== PROBLEM DESCRIPTION ==
Return each line that holds the word "hair".

== Records ==
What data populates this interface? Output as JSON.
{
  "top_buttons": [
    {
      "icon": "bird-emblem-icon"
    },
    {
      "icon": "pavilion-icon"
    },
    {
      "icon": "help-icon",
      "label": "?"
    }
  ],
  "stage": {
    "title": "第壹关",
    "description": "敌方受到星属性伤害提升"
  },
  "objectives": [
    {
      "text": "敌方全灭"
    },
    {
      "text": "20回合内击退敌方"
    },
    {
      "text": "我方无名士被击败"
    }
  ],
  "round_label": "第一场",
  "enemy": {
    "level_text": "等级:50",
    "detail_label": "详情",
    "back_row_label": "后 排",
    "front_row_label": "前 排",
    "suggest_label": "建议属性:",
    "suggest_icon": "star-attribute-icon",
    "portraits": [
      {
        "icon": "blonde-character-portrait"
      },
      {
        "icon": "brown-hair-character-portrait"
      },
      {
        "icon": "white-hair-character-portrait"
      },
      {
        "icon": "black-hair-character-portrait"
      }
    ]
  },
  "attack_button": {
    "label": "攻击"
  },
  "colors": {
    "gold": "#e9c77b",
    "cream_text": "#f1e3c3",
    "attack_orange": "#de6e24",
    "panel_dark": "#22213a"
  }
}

== SOLUTION FOR THIS PROBLEM ==
        "icon": "brown-hair-character-portrait"
        "icon": "white-hair-character-portrait"
        "icon": "black-hair-character-portrait"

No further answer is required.